● Extracted records:
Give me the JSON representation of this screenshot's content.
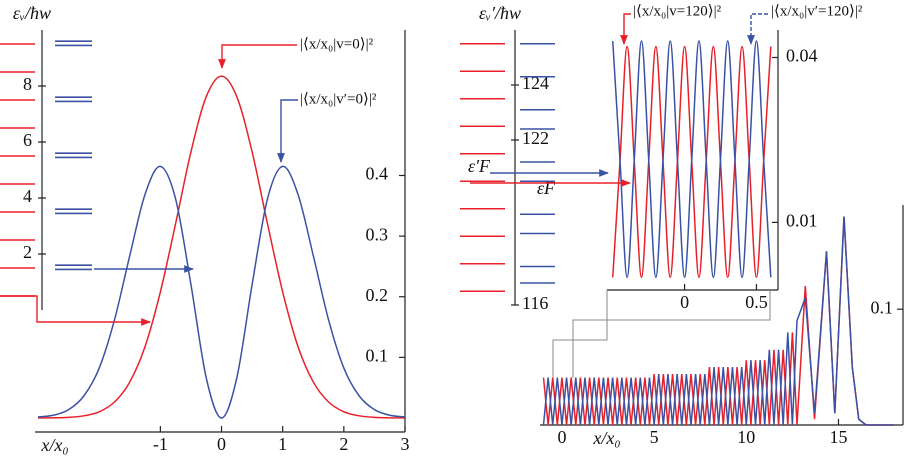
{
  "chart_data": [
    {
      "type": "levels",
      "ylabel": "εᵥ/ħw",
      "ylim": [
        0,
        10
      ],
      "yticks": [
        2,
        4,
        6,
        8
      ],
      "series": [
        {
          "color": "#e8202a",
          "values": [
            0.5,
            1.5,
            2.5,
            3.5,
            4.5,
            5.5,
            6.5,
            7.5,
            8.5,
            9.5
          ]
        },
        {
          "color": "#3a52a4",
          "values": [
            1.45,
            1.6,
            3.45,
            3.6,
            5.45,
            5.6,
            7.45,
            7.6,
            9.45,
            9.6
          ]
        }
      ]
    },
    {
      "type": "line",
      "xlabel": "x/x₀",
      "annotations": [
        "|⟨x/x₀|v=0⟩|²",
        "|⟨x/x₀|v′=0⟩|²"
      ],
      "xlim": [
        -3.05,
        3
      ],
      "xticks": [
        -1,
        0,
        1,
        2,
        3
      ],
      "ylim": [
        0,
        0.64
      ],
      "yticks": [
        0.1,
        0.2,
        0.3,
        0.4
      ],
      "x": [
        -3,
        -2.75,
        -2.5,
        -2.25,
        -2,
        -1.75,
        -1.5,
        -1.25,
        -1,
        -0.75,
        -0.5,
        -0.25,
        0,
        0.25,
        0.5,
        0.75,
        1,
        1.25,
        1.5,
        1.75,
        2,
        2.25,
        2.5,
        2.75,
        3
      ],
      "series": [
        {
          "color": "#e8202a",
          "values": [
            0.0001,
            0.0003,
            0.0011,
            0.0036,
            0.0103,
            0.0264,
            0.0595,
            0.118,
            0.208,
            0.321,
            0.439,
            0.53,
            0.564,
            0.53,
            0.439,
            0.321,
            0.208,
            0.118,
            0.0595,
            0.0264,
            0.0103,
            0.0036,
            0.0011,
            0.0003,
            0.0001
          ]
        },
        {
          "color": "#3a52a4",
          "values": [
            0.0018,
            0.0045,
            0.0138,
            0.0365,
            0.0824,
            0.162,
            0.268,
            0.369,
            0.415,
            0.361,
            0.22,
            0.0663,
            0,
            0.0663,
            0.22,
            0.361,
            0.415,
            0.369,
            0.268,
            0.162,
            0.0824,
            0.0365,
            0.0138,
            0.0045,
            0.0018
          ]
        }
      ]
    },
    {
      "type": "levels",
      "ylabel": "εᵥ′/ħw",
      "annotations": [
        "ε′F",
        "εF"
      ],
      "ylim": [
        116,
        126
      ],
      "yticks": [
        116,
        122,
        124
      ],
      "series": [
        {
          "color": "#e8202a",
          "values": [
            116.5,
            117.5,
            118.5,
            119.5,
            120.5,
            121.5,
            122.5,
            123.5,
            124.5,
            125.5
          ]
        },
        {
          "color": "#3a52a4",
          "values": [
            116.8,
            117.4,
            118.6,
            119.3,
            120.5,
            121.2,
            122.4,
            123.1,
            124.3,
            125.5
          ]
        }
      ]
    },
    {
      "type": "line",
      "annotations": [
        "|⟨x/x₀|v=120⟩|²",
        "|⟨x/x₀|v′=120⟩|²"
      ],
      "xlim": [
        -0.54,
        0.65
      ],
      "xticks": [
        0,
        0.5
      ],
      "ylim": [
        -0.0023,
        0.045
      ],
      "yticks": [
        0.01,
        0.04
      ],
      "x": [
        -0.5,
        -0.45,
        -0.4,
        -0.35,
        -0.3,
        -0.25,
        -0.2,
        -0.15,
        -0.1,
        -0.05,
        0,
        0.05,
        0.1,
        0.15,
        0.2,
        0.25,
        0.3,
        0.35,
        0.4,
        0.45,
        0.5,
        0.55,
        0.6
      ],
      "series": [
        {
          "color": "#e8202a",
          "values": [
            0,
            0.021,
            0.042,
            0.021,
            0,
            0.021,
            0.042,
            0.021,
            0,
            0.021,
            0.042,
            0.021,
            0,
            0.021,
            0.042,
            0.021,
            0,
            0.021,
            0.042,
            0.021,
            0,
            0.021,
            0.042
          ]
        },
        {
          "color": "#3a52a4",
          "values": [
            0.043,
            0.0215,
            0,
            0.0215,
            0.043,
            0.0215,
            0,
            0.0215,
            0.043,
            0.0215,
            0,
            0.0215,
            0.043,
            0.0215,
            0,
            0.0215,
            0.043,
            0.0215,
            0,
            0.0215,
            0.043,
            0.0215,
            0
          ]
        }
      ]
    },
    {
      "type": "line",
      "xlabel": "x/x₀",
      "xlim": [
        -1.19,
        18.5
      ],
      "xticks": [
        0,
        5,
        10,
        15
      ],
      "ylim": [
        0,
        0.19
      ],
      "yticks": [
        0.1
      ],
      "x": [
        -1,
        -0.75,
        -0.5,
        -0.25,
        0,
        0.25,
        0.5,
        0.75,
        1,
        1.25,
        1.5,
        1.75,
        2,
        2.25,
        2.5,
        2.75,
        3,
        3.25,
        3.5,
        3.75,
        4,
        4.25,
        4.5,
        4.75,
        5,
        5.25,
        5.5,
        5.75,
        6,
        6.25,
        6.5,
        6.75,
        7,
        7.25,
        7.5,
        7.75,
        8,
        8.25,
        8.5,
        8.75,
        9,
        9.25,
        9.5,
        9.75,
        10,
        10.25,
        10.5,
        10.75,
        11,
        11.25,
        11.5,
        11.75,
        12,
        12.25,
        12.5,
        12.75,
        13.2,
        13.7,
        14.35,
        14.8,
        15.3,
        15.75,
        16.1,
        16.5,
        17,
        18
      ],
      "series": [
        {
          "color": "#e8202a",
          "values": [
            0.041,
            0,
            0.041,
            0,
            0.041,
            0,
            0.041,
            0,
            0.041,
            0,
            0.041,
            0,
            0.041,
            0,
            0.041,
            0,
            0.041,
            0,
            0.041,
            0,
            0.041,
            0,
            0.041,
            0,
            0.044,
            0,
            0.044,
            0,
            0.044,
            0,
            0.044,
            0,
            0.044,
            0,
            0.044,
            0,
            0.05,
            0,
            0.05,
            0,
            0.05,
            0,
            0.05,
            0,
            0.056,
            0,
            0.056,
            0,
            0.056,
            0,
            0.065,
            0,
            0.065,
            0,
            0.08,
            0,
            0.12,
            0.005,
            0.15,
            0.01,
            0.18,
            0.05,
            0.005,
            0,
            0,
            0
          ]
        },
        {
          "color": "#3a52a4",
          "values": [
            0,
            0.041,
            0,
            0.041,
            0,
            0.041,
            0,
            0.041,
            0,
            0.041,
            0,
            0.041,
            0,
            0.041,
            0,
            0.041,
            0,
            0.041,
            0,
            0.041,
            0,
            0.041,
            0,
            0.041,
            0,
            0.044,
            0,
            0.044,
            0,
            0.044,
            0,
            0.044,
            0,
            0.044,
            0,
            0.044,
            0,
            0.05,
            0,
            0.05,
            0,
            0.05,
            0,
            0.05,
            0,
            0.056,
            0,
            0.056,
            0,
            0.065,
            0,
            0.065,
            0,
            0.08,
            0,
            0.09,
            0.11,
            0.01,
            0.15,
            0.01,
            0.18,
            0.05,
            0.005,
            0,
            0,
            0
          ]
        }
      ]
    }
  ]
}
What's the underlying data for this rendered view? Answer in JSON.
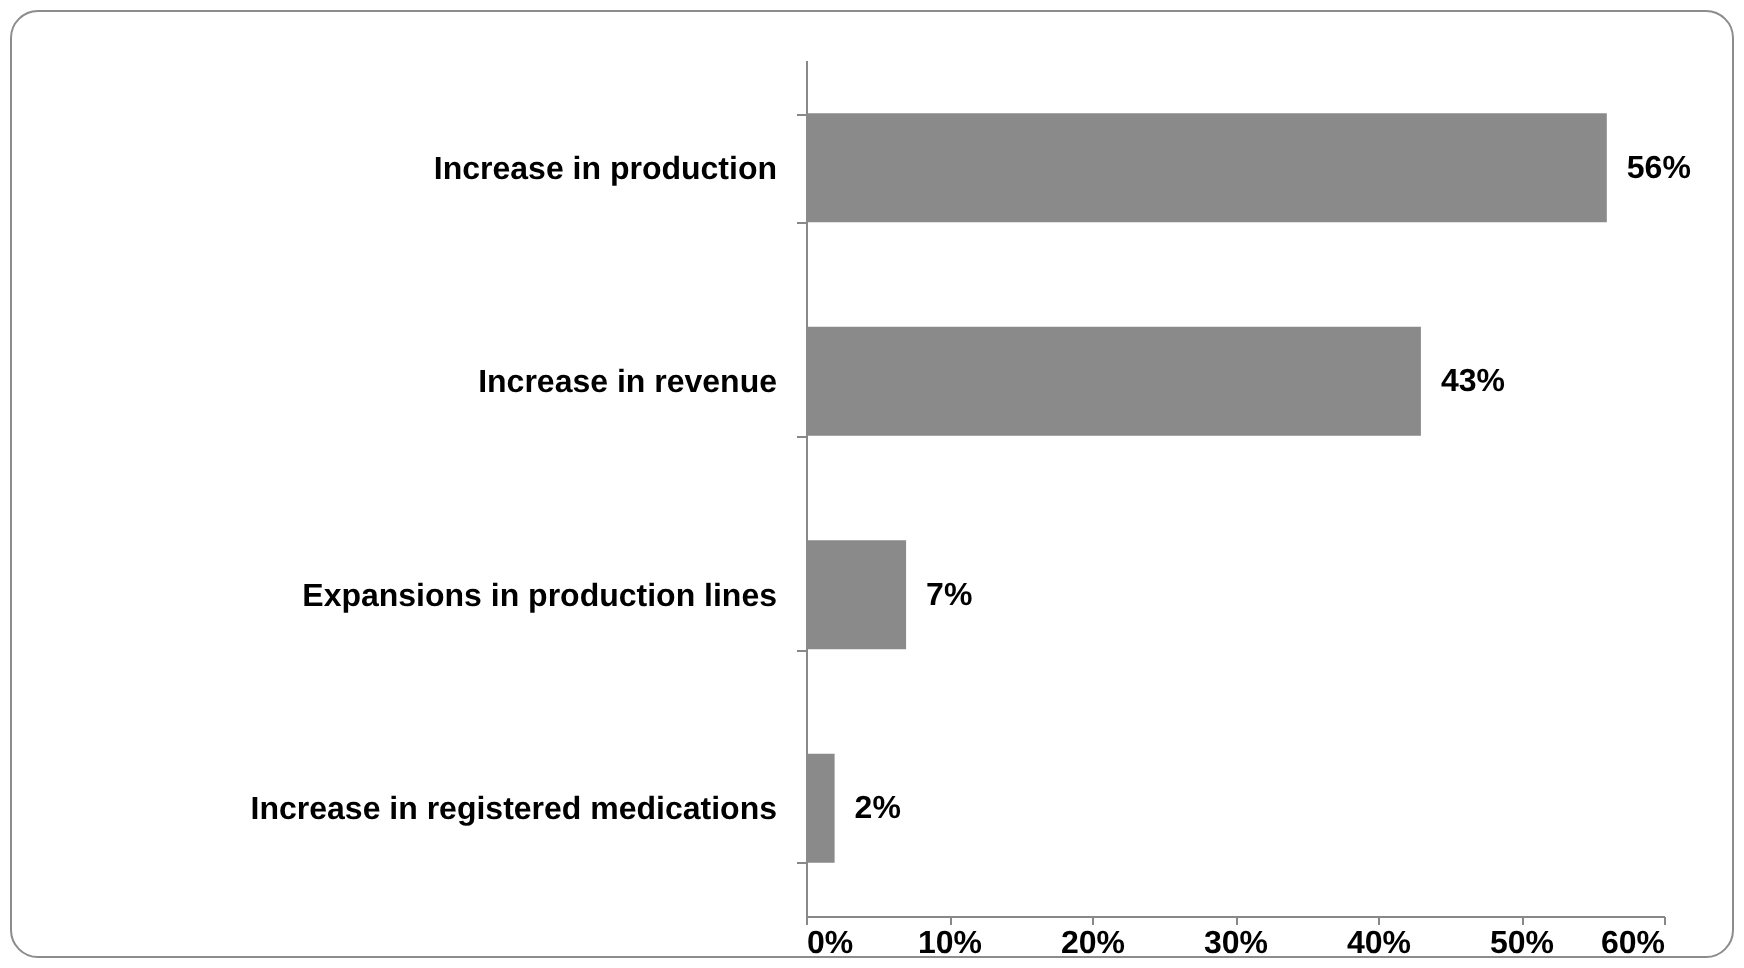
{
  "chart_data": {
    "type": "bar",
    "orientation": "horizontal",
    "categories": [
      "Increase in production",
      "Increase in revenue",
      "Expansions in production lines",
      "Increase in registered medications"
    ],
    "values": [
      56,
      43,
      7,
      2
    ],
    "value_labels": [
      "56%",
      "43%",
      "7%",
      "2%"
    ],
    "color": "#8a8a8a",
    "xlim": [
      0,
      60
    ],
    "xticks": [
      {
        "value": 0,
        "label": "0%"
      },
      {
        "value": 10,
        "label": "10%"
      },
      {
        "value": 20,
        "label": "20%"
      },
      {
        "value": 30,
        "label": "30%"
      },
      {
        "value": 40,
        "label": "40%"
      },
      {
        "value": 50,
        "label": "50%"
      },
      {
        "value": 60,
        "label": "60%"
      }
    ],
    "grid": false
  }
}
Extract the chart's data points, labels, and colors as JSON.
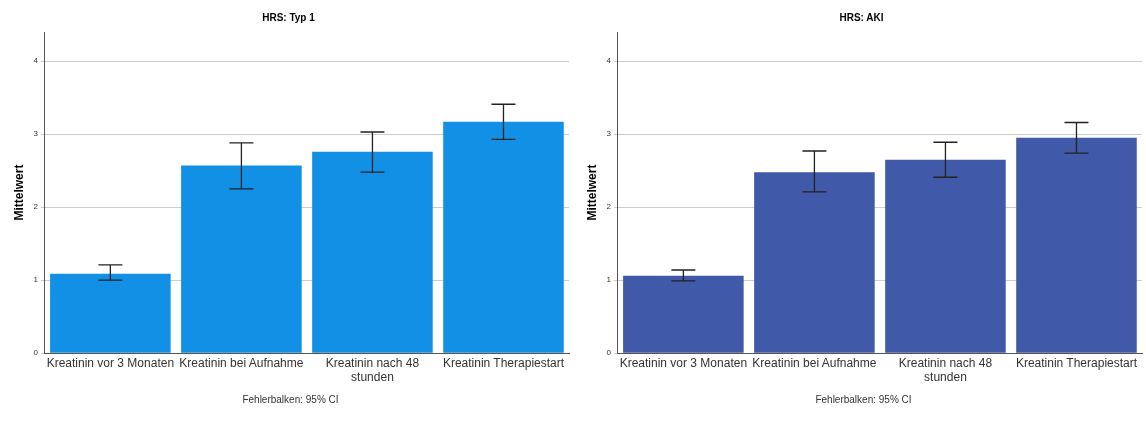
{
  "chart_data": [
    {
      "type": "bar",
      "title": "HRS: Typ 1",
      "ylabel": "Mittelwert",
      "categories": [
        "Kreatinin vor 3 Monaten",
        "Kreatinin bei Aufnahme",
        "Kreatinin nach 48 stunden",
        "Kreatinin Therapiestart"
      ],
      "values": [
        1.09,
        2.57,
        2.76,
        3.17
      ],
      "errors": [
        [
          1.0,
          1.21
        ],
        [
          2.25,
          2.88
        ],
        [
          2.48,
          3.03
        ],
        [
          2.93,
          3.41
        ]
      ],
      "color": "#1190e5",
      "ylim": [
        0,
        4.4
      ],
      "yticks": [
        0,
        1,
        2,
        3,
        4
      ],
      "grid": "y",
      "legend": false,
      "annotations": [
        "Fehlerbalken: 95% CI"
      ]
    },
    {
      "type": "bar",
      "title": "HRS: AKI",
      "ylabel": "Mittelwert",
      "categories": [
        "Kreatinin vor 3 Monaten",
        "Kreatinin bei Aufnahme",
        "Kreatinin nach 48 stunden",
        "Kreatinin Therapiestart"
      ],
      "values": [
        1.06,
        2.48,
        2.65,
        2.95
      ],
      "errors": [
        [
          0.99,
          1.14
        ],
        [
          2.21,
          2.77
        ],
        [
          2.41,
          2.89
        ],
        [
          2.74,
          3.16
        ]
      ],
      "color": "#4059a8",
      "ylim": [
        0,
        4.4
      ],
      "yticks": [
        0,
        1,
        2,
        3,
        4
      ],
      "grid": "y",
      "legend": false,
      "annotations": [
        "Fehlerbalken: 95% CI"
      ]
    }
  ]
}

● Objective: Pictures excluded, copy exactly the lines running from the one with "Extract the chart's" through the last line of the material.

● Result:
Extract the chart's data points, labels, and colors as JSON.
{
  "chart_data": [
    {
      "type": "bar",
      "title": "HRS: Typ 1",
      "ylabel": "Mittelwert",
      "categories": [
        "Kreatinin vor 3 Monaten",
        "Kreatinin bei Aufnahme",
        "Kreatinin nach 48 stunden",
        "Kreatinin Therapiestart"
      ],
      "values": [
        1.09,
        2.57,
        2.76,
        3.17
      ],
      "errors": [
        [
          1.0,
          1.21
        ],
        [
          2.25,
          2.88
        ],
        [
          2.48,
          3.03
        ],
        [
          2.93,
          3.41
        ]
      ],
      "color": "#1190e5",
      "ylim": [
        0,
        4.4
      ],
      "yticks": [
        0,
        1,
        2,
        3,
        4
      ],
      "grid": "y",
      "legend": false,
      "annotations": [
        "Fehlerbalken: 95% CI"
      ]
    },
    {
      "type": "bar",
      "title": "HRS: AKI",
      "ylabel": "Mittelwert",
      "categories": [
        "Kreatinin vor 3 Monaten",
        "Kreatinin bei Aufnahme",
        "Kreatinin nach 48 stunden",
        "Kreatinin Therapiestart"
      ],
      "values": [
        1.06,
        2.48,
        2.65,
        2.95
      ],
      "errors": [
        [
          0.99,
          1.14
        ],
        [
          2.21,
          2.77
        ],
        [
          2.41,
          2.89
        ],
        [
          2.74,
          3.16
        ]
      ],
      "color": "#4059a8",
      "ylim": [
        0,
        4.4
      ],
      "yticks": [
        0,
        1,
        2,
        3,
        4
      ],
      "grid": "y",
      "legend": false,
      "annotations": [
        "Fehlerbalken: 95% CI"
      ]
    }
  ]
}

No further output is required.